#### [Description of the task]
Go through the listing below and gather every line with the word "Sichuan".

[Data records]
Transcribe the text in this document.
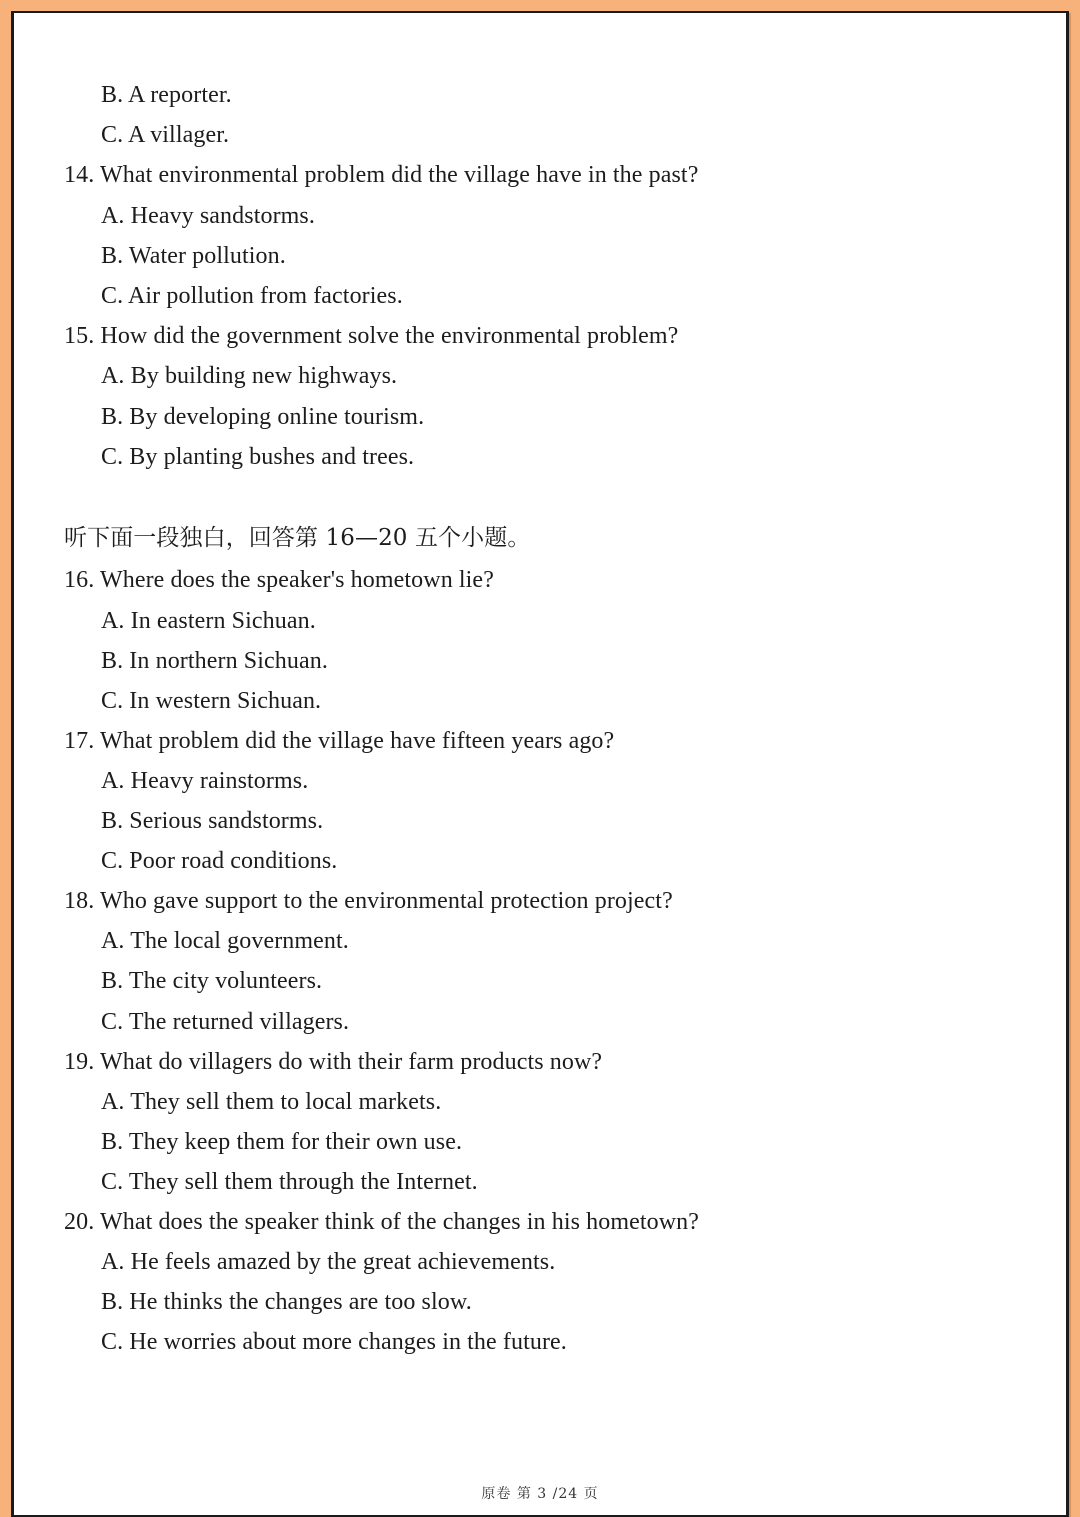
B. A reporter.
C. A villager.
14. What environmental problem did the village have in the past?
A. Heavy sandstorms.
B. Water pollution.
C. Air pollution from factories.
15. How did the government solve the environmental problem?
A. By building new highways.
B. By developing online tourism.
C. By planting bushes and trees.
听下面一段独白，回答第 16—20 五个小题。
16. Where does the speaker's hometown lie?
A. In eastern Sichuan.
B. In northern Sichuan.
C. In western Sichuan.
17. What problem did the village have fifteen years ago?
A. Heavy rainstorms.
B. Serious sandstorms.
C. Poor road conditions.
18. Who gave support to the environmental protection project?
A. The local government.
B. The city volunteers.
C. The returned villagers.
19. What do villagers do with their farm products now?
A. They sell them to local markets.
B. They keep them for their own use.
C. They sell them through the Internet.
20. What does the speaker think of the changes in his hometown?
A. He feels amazed by the great achievements.
B. He thinks the changes are too slow.
C. He worries about more changes in the future.
原卷 第 3 /24 页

#### [Solved problem]
A. In eastern Sichuan.
B. In northern Sichuan.
C. In western Sichuan.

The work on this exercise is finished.